**** Task inputs

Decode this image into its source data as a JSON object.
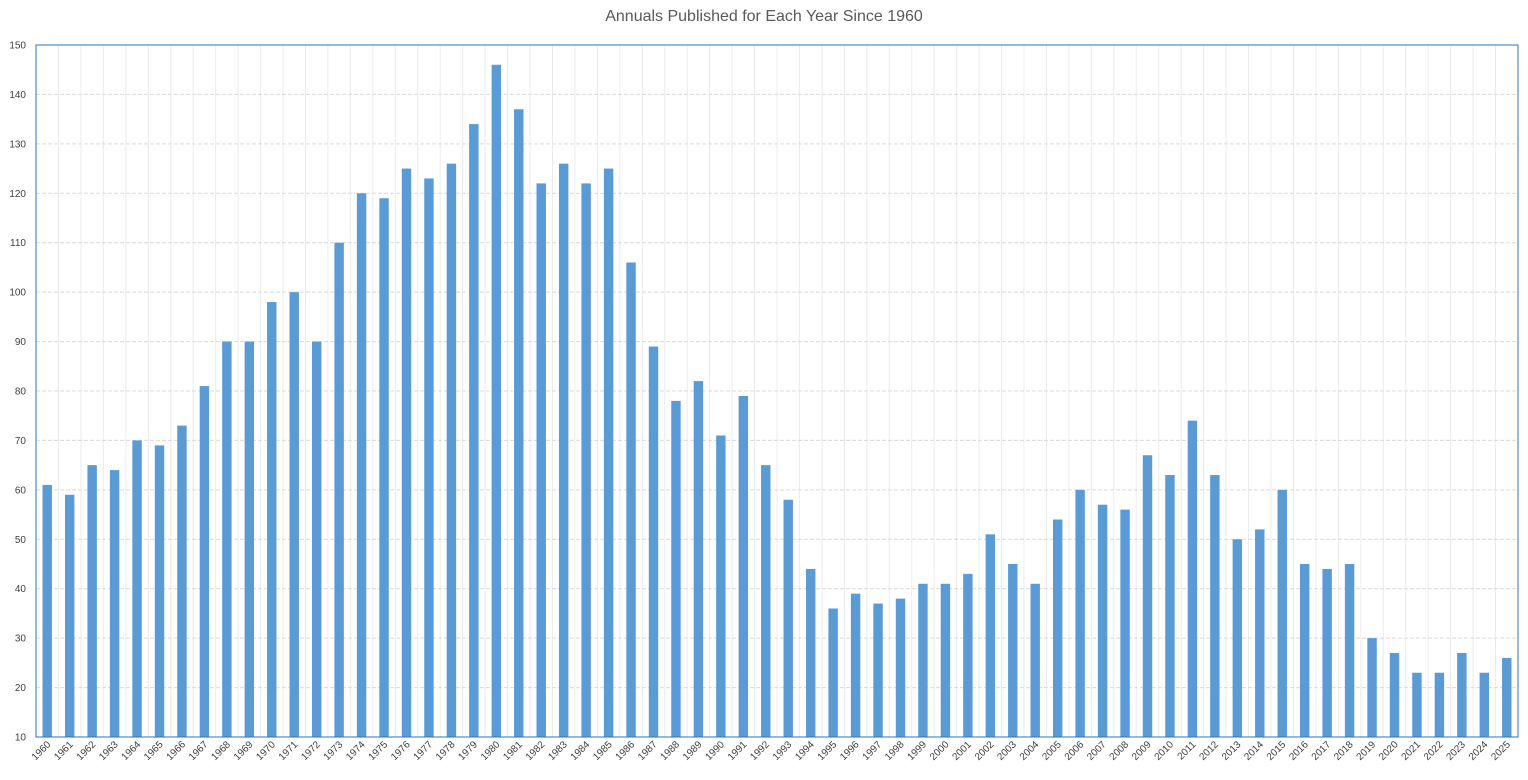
{
  "chart_data": {
    "type": "bar",
    "title": "Annuals Published for Each Year Since 1960",
    "xlabel": "",
    "ylabel": "",
    "ylim": [
      10,
      150
    ],
    "ytick_step": 10,
    "grid": true,
    "bar_color": "#5B9BD5",
    "categories": [
      "1960",
      "1961",
      "1962",
      "1963",
      "1964",
      "1965",
      "1966",
      "1967",
      "1968",
      "1969",
      "1970",
      "1971",
      "1972",
      "1973",
      "1974",
      "1975",
      "1976",
      "1977",
      "1978",
      "1979",
      "1980",
      "1981",
      "1982",
      "1983",
      "1984",
      "1985",
      "1986",
      "1987",
      "1988",
      "1989",
      "1990",
      "1991",
      "1992",
      "1993",
      "1994",
      "1995",
      "1996",
      "1997",
      "1998",
      "1999",
      "2000",
      "2001",
      "2002",
      "2003",
      "2004",
      "2005",
      "2006",
      "2007",
      "2008",
      "2009",
      "2010",
      "2011",
      "2012",
      "2013",
      "2014",
      "2015",
      "2016",
      "2017",
      "2018",
      "2019",
      "2020",
      "2021",
      "2022",
      "2023",
      "2024",
      "2025"
    ],
    "values": [
      61,
      59,
      65,
      64,
      70,
      69,
      73,
      81,
      90,
      90,
      98,
      100,
      90,
      110,
      120,
      119,
      125,
      123,
      126,
      134,
      146,
      137,
      122,
      126,
      122,
      125,
      106,
      89,
      78,
      82,
      71,
      79,
      65,
      58,
      44,
      36,
      39,
      37,
      38,
      41,
      41,
      43,
      51,
      45,
      41,
      54,
      60,
      57,
      56,
      67,
      63,
      74,
      63,
      50,
      52,
      60,
      45,
      44,
      45,
      30,
      27,
      23,
      23,
      27,
      23,
      26
    ]
  }
}
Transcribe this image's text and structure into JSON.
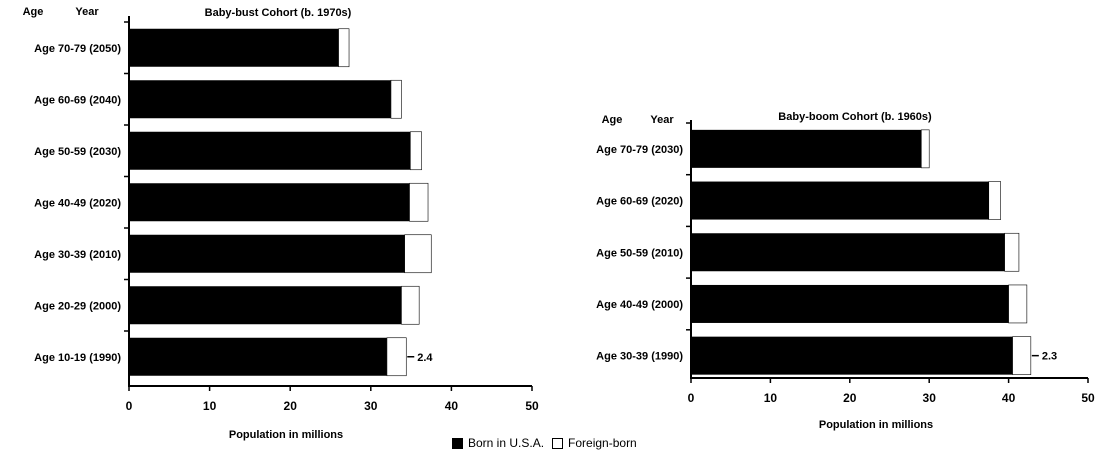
{
  "chart_data": [
    {
      "type": "bar",
      "orientation": "horizontal",
      "stacked": true,
      "title": "Baby-bust Cohort (b. 1970s)",
      "age_header": "Age",
      "year_header": "Year",
      "categories": [
        "Age 70-79 (2050)",
        "Age 60-69 (2040)",
        "Age 50-59 (2030)",
        "Age 40-49 (2020)",
        "Age 30-39 (2010)",
        "Age 20-29 (2000)",
        "Age 10-19 (1990)"
      ],
      "series": [
        {
          "name": "Born in U.S.A.",
          "color": "#000000",
          "values": [
            26.0,
            32.5,
            34.9,
            34.8,
            34.2,
            33.8,
            32.0
          ]
        },
        {
          "name": "Foreign-born",
          "color": "#ffffff",
          "values": [
            1.3,
            1.3,
            1.4,
            2.3,
            3.3,
            2.2,
            2.4
          ]
        }
      ],
      "annotations": [
        {
          "category": "Age 10-19 (1990)",
          "text": "2.4"
        }
      ],
      "xlabel": "Population in millions",
      "xlim": [
        0,
        50
      ],
      "xticks": [
        "0",
        "10",
        "20",
        "30",
        "40",
        "50"
      ]
    },
    {
      "type": "bar",
      "orientation": "horizontal",
      "stacked": true,
      "title": "Baby-boom Cohort (b. 1960s)",
      "age_header": "Age",
      "year_header": "Year",
      "categories": [
        "Age 70-79 (2030)",
        "Age 60-69 (2020)",
        "Age 50-59 (2010)",
        "Age 40-49 (2000)",
        "Age 30-39 (1990)"
      ],
      "series": [
        {
          "name": "Born in U.S.A.",
          "color": "#000000",
          "values": [
            29.0,
            37.5,
            39.5,
            40.0,
            40.5
          ]
        },
        {
          "name": "Foreign-born",
          "color": "#ffffff",
          "values": [
            1.0,
            1.5,
            1.8,
            2.3,
            2.3
          ]
        }
      ],
      "annotations": [
        {
          "category": "Age 30-39 (1990)",
          "text": "2.3"
        }
      ],
      "xlabel": "Population in millions",
      "xlim": [
        0,
        50
      ],
      "xticks": [
        "0",
        "10",
        "20",
        "30",
        "40",
        "50"
      ]
    }
  ],
  "legend": [
    {
      "label": "Born in U.S.A.",
      "color": "#000000"
    },
    {
      "label": "Foreign-born",
      "color": "#ffffff"
    }
  ]
}
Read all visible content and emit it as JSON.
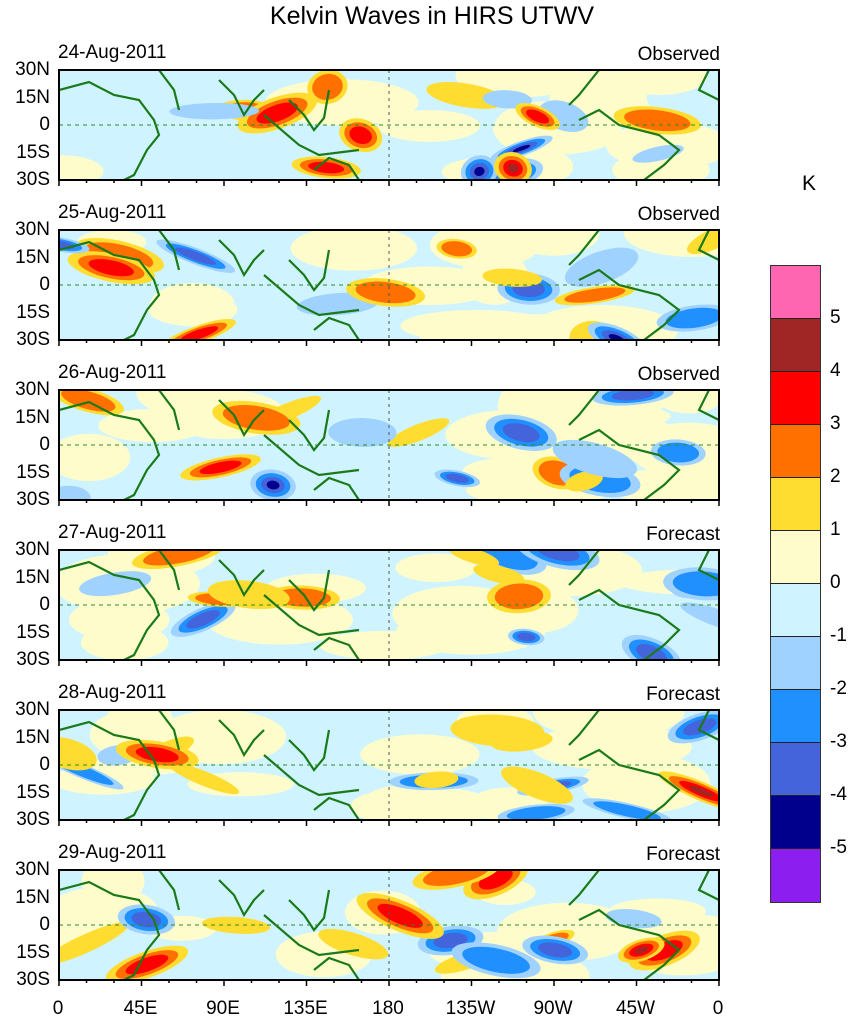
{
  "title": "Kelvin Waves in HIRS UTWV",
  "unit": "K",
  "panels": [
    {
      "date": "24-Aug-2011",
      "kind": "Observed"
    },
    {
      "date": "25-Aug-2011",
      "kind": "Observed"
    },
    {
      "date": "26-Aug-2011",
      "kind": "Observed"
    },
    {
      "date": "27-Aug-2011",
      "kind": "Forecast"
    },
    {
      "date": "28-Aug-2011",
      "kind": "Forecast"
    },
    {
      "date": "29-Aug-2011",
      "kind": "Forecast"
    }
  ],
  "y_ticks": [
    "30N",
    "15N",
    "0",
    "15S",
    "30S"
  ],
  "x_ticks": [
    "0",
    "45E",
    "90E",
    "135E",
    "180",
    "135W",
    "90W",
    "45W",
    "0"
  ],
  "colorbar": {
    "labels": [
      "5",
      "4",
      "3",
      "2",
      "1",
      "0",
      "-1",
      "-2",
      "-3",
      "-4",
      "-5"
    ],
    "colors": [
      "#ff66b2",
      "#a02525",
      "#ff0000",
      "#ff7000",
      "#ffdc30",
      "#fffccc",
      "#d0f4ff",
      "#a0d2ff",
      "#2090ff",
      "#4464dc",
      "#00008c",
      "#8c1ef0"
    ]
  },
  "coastline_color": "#1a7a1a"
}
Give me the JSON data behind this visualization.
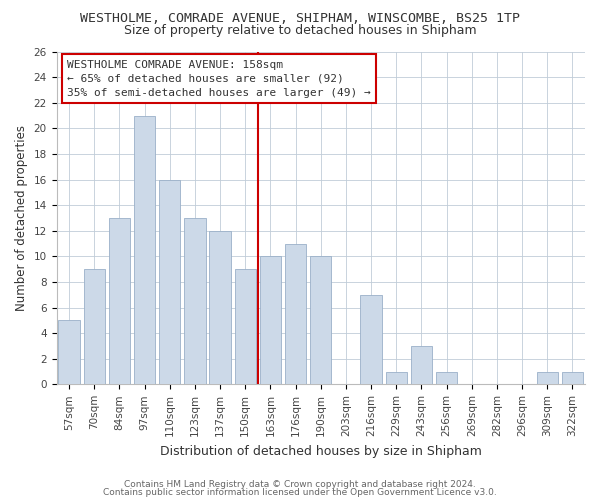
{
  "title": "WESTHOLME, COMRADE AVENUE, SHIPHAM, WINSCOMBE, BS25 1TP",
  "subtitle": "Size of property relative to detached houses in Shipham",
  "xlabel": "Distribution of detached houses by size in Shipham",
  "ylabel": "Number of detached properties",
  "bar_labels": [
    "57sqm",
    "70sqm",
    "84sqm",
    "97sqm",
    "110sqm",
    "123sqm",
    "137sqm",
    "150sqm",
    "163sqm",
    "176sqm",
    "190sqm",
    "203sqm",
    "216sqm",
    "229sqm",
    "243sqm",
    "256sqm",
    "269sqm",
    "282sqm",
    "296sqm",
    "309sqm",
    "322sqm"
  ],
  "bar_values": [
    5,
    9,
    13,
    21,
    16,
    13,
    12,
    9,
    10,
    11,
    10,
    0,
    7,
    1,
    3,
    1,
    0,
    0,
    0,
    1,
    1
  ],
  "bar_color": "#ccd9e8",
  "bar_edge_color": "#9ab0c8",
  "vline_x_idx": 8,
  "vline_color": "#cc0000",
  "ylim_max": 26,
  "yticks": [
    0,
    2,
    4,
    6,
    8,
    10,
    12,
    14,
    16,
    18,
    20,
    22,
    24,
    26
  ],
  "annotation_title": "WESTHOLME COMRADE AVENUE: 158sqm",
  "annotation_line1": "← 65% of detached houses are smaller (92)",
  "annotation_line2": "35% of semi-detached houses are larger (49) →",
  "annotation_box_facecolor": "#ffffff",
  "annotation_box_edgecolor": "#cc0000",
  "footer1": "Contains HM Land Registry data © Crown copyright and database right 2024.",
  "footer2": "Contains public sector information licensed under the Open Government Licence v3.0.",
  "bg_color": "#ffffff",
  "grid_color": "#c0ccd8",
  "title_fontsize": 9.5,
  "subtitle_fontsize": 9,
  "ylabel_fontsize": 8.5,
  "xlabel_fontsize": 9,
  "tick_fontsize": 7.5,
  "footer_fontsize": 6.5,
  "annotation_fontsize": 8
}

********

**Written request**
Reproduce every entry exactly, but omit each picture.

**Reply to the task**
Decode this image into its source data as a JSON object.
{
  "chart_data": {
    "type": "bar",
    "title": "Annuals Published for Each Year Since 1960",
    "xlabel": "",
    "ylabel": "",
    "ylim": [
      10,
      150
    ],
    "ytick_step": 10,
    "grid": true,
    "bar_color": "#5B9BD5",
    "categories": [
      "1960",
      "1961",
      "1962",
      "1963",
      "1964",
      "1965",
      "1966",
      "1967",
      "1968",
      "1969",
      "1970",
      "1971",
      "1972",
      "1973",
      "1974",
      "1975",
      "1976",
      "1977",
      "1978",
      "1979",
      "1980",
      "1981",
      "1982",
      "1983",
      "1984",
      "1985",
      "1986",
      "1987",
      "1988",
      "1989",
      "1990",
      "1991",
      "1992",
      "1993",
      "1994",
      "1995",
      "1996",
      "1997",
      "1998",
      "1999",
      "2000",
      "2001",
      "2002",
      "2003",
      "2004",
      "2005",
      "2006",
      "2007",
      "2008",
      "2009",
      "2010",
      "2011",
      "2012",
      "2013",
      "2014",
      "2015",
      "2016",
      "2017",
      "2018",
      "2019",
      "2020",
      "2021",
      "2022",
      "2023",
      "2024",
      "2025"
    ],
    "values": [
      61,
      59,
      65,
      64,
      70,
      69,
      73,
      81,
      90,
      90,
      98,
      100,
      90,
      110,
      120,
      119,
      125,
      123,
      126,
      134,
      146,
      137,
      122,
      126,
      122,
      125,
      106,
      89,
      78,
      82,
      71,
      79,
      65,
      58,
      44,
      36,
      39,
      37,
      38,
      41,
      41,
      43,
      51,
      45,
      41,
      54,
      60,
      57,
      56,
      67,
      63,
      74,
      63,
      50,
      52,
      60,
      45,
      44,
      45,
      30,
      27,
      23,
      23,
      27,
      23,
      26
    ]
  }
}
Transcribe this image's text and structure into JSON.
{
  "chart_data": [
    {
      "type": "bar",
      "orientation": "horizontal",
      "stacked": true,
      "title": "Baby-bust Cohort (b. 1970s)",
      "age_header": "Age",
      "year_header": "Year",
      "categories": [
        "Age 70-79 (2050)",
        "Age 60-69 (2040)",
        "Age 50-59 (2030)",
        "Age 40-49 (2020)",
        "Age 30-39 (2010)",
        "Age 20-29 (2000)",
        "Age 10-19 (1990)"
      ],
      "series": [
        {
          "name": "Born in U.S.A.",
          "color": "#000000",
          "values": [
            26.0,
            32.5,
            34.9,
            34.8,
            34.2,
            33.8,
            32.0
          ]
        },
        {
          "name": "Foreign-born",
          "color": "#ffffff",
          "values": [
            1.3,
            1.3,
            1.4,
            2.3,
            3.3,
            2.2,
            2.4
          ]
        }
      ],
      "annotations": [
        {
          "category": "Age 10-19 (1990)",
          "text": "2.4"
        }
      ],
      "xlabel": "Population in millions",
      "xlim": [
        0,
        50
      ],
      "xticks": [
        "0",
        "10",
        "20",
        "30",
        "40",
        "50"
      ]
    },
    {
      "type": "bar",
      "orientation": "horizontal",
      "stacked": true,
      "title": "Baby-boom Cohort (b. 1960s)",
      "age_header": "Age",
      "year_header": "Year",
      "categories": [
        "Age 70-79 (2030)",
        "Age 60-69 (2020)",
        "Age 50-59 (2010)",
        "Age 40-49 (2000)",
        "Age 30-39 (1990)"
      ],
      "series": [
        {
          "name": "Born in U.S.A.",
          "color": "#000000",
          "values": [
            29.0,
            37.5,
            39.5,
            40.0,
            40.5
          ]
        },
        {
          "name": "Foreign-born",
          "color": "#ffffff",
          "values": [
            1.0,
            1.5,
            1.8,
            2.3,
            2.3
          ]
        }
      ],
      "annotations": [
        {
          "category": "Age 30-39 (1990)",
          "text": "2.3"
        }
      ],
      "xlabel": "Population in millions",
      "xlim": [
        0,
        50
      ],
      "xticks": [
        "0",
        "10",
        "20",
        "30",
        "40",
        "50"
      ]
    }
  ],
  "legend": [
    {
      "label": "Born in U.S.A.",
      "color": "#000000"
    },
    {
      "label": "Foreign-born",
      "color": "#ffffff"
    }
  ]
}
Read all visible content and emit it as JSON.
{
  "title": "Kelvin Waves in HIRS UTWV",
  "unit": "K",
  "panels": [
    {
      "date": "24-Aug-2011",
      "kind": "Observed"
    },
    {
      "date": "25-Aug-2011",
      "kind": "Observed"
    },
    {
      "date": "26-Aug-2011",
      "kind": "Observed"
    },
    {
      "date": "27-Aug-2011",
      "kind": "Forecast"
    },
    {
      "date": "28-Aug-2011",
      "kind": "Forecast"
    },
    {
      "date": "29-Aug-2011",
      "kind": "Forecast"
    }
  ],
  "y_ticks": [
    "30N",
    "15N",
    "0",
    "15S",
    "30S"
  ],
  "x_ticks": [
    "0",
    "45E",
    "90E",
    "135E",
    "180",
    "135W",
    "90W",
    "45W",
    "0"
  ],
  "colorbar": {
    "labels": [
      "5",
      "4",
      "3",
      "2",
      "1",
      "0",
      "-1",
      "-2",
      "-3",
      "-4",
      "-5"
    ],
    "colors": [
      "#ff66b2",
      "#a02525",
      "#ff0000",
      "#ff7000",
      "#ffdc30",
      "#fffccc",
      "#d0f4ff",
      "#a0d2ff",
      "#2090ff",
      "#4464dc",
      "#00008c",
      "#8c1ef0"
    ]
  },
  "coastline_color": "#1a7a1a"
}
Give me the JSON data behind this visualization.
{
  "title": "WESTHOLME, COMRADE AVENUE, SHIPHAM, WINSCOMBE, BS25 1TP",
  "subtitle": "Size of property relative to detached houses in Shipham",
  "xlabel": "Distribution of detached houses by size in Shipham",
  "ylabel": "Number of detached properties",
  "bar_labels": [
    "57sqm",
    "70sqm",
    "84sqm",
    "97sqm",
    "110sqm",
    "123sqm",
    "137sqm",
    "150sqm",
    "163sqm",
    "176sqm",
    "190sqm",
    "203sqm",
    "216sqm",
    "229sqm",
    "243sqm",
    "256sqm",
    "269sqm",
    "282sqm",
    "296sqm",
    "309sqm",
    "322sqm"
  ],
  "bar_values": [
    5,
    9,
    13,
    21,
    16,
    13,
    12,
    9,
    10,
    11,
    10,
    0,
    7,
    1,
    3,
    1,
    0,
    0,
    0,
    1,
    1
  ],
  "bar_color": "#ccd9e8",
  "bar_edge_color": "#9ab0c8",
  "vline_x_idx": 8,
  "vline_color": "#cc0000",
  "ylim_max": 26,
  "yticks": [
    0,
    2,
    4,
    6,
    8,
    10,
    12,
    14,
    16,
    18,
    20,
    22,
    24,
    26
  ],
  "annotation_title": "WESTHOLME COMRADE AVENUE: 158sqm",
  "annotation_line1": "← 65% of detached houses are smaller (92)",
  "annotation_line2": "35% of semi-detached houses are larger (49) →",
  "annotation_box_facecolor": "#ffffff",
  "annotation_box_edgecolor": "#cc0000",
  "footer1": "Contains HM Land Registry data © Crown copyright and database right 2024.",
  "footer2": "Contains public sector information licensed under the Open Government Licence v3.0.",
  "bg_color": "#ffffff",
  "grid_color": "#c0ccd8",
  "title_fontsize": 9.5,
  "subtitle_fontsize": 9,
  "ylabel_fontsize": 8.5,
  "xlabel_fontsize": 9,
  "tick_fontsize": 7.5,
  "footer_fontsize": 6.5,
  "annotation_fontsize": 8
}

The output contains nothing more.